Extracted data entries
◆ ◆ ◆ ◆

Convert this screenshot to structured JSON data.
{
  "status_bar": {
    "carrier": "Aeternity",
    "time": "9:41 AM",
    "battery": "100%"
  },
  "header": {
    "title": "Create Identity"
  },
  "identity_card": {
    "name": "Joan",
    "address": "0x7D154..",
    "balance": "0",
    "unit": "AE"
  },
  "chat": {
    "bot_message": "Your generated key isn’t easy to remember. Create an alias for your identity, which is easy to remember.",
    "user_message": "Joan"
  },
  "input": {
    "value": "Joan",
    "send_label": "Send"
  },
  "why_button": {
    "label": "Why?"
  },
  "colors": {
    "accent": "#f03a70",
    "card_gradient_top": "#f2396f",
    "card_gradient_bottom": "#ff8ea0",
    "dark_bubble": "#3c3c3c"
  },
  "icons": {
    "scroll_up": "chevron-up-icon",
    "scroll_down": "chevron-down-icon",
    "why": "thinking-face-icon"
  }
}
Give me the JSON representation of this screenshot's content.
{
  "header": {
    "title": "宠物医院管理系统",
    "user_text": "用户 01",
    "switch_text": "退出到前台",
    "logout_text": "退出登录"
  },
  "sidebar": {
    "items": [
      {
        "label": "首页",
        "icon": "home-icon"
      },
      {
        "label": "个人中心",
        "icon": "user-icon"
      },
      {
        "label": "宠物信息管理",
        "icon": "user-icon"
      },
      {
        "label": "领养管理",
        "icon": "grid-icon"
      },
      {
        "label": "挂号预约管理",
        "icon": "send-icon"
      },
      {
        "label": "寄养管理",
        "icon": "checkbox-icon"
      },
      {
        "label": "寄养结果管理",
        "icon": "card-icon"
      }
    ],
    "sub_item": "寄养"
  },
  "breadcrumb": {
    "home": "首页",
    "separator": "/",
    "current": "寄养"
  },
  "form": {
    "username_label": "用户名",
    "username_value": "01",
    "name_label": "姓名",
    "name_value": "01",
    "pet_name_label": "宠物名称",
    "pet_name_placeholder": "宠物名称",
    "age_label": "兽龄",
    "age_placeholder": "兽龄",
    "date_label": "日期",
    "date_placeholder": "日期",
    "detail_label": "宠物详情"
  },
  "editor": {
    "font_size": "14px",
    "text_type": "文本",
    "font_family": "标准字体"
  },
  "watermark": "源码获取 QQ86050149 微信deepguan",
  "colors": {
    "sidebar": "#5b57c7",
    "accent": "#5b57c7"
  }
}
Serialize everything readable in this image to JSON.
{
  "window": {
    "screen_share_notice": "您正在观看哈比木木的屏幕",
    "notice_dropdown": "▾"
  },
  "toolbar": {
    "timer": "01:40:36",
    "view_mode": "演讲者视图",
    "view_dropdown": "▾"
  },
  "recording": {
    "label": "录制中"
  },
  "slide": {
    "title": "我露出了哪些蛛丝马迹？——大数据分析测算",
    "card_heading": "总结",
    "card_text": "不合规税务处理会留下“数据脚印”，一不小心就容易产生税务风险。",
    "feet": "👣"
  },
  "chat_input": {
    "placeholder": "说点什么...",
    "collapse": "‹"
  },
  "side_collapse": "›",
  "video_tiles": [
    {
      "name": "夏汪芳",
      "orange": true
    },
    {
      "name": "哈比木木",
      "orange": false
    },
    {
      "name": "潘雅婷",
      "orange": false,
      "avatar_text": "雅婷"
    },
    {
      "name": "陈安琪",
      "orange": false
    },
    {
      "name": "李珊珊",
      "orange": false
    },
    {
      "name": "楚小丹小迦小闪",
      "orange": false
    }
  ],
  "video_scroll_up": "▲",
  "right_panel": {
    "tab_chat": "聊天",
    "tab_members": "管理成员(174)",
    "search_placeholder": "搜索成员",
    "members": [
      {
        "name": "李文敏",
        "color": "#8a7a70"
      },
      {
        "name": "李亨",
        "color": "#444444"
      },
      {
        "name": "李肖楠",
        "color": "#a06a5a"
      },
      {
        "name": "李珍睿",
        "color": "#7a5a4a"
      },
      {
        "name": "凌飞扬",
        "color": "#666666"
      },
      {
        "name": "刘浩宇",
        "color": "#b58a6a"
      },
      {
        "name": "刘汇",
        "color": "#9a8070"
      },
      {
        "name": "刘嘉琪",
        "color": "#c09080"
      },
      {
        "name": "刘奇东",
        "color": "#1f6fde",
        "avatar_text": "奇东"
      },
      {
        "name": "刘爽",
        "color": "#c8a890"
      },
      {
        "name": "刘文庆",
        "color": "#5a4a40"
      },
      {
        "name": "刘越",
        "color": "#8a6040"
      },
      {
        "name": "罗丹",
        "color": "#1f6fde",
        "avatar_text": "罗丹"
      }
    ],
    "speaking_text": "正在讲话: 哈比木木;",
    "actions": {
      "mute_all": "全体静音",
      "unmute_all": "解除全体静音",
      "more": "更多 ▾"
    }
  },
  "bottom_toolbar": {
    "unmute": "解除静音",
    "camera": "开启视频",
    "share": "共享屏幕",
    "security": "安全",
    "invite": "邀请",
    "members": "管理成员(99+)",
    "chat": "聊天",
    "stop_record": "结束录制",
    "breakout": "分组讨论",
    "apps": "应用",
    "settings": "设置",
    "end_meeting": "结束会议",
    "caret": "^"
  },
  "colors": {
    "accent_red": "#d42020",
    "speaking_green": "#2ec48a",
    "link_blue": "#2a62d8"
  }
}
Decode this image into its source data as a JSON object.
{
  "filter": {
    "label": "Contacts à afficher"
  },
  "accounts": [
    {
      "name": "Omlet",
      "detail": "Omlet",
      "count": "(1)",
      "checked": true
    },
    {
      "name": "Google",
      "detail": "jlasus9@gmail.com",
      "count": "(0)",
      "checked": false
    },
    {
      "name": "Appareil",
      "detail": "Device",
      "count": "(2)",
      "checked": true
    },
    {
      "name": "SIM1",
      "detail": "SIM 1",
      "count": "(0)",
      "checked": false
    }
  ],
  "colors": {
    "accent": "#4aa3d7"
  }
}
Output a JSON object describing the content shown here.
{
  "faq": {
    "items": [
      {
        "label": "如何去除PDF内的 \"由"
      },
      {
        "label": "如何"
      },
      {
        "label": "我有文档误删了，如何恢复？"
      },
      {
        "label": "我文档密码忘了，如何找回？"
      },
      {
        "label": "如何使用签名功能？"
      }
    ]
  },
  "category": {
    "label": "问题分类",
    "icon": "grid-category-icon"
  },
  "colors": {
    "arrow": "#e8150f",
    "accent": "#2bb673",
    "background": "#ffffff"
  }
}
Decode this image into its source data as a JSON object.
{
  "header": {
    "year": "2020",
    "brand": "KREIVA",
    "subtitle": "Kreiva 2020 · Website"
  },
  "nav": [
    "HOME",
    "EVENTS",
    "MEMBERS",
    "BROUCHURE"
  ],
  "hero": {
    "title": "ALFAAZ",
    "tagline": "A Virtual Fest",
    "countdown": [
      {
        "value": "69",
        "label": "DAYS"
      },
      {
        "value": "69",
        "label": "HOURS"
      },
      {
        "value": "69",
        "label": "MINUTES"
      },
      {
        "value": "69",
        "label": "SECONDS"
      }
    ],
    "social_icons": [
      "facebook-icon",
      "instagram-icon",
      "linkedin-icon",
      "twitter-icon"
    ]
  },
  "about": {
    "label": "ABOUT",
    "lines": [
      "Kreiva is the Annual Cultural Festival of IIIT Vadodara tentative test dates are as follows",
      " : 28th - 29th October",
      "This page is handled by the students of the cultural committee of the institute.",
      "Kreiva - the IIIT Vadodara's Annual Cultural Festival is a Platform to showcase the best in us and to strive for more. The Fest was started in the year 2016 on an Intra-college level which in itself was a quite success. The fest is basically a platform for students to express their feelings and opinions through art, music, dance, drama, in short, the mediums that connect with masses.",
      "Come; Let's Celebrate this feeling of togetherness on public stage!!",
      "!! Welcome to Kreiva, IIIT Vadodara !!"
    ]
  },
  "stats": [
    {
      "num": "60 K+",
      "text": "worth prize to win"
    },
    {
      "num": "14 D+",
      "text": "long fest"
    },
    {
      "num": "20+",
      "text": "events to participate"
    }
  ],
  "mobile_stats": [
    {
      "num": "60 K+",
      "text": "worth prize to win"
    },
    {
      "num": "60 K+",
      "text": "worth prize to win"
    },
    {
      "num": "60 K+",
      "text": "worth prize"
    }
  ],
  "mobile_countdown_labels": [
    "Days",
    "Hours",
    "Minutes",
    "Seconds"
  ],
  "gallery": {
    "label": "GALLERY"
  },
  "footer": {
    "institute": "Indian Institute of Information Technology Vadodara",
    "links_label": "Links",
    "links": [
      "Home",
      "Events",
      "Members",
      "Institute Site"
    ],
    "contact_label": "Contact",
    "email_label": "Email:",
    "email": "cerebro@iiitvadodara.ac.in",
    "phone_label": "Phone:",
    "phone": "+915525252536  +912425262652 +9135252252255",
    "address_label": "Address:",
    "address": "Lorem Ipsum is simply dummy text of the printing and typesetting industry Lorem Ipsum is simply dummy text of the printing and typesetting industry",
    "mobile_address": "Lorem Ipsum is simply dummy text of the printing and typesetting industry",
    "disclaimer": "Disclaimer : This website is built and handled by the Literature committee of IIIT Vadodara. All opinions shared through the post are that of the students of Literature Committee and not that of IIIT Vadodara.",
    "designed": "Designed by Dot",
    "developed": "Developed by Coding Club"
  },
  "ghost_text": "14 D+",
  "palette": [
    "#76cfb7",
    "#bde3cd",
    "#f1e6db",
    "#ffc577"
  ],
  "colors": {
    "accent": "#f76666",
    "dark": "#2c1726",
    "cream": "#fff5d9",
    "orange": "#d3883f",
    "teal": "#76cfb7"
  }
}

◆ ◆ ◆ ◆

**THE REQUEST**
How many lines of the entries above hold the string "Joan"? Reply with the number alone.

**RESULT FOR THIS TASK**
3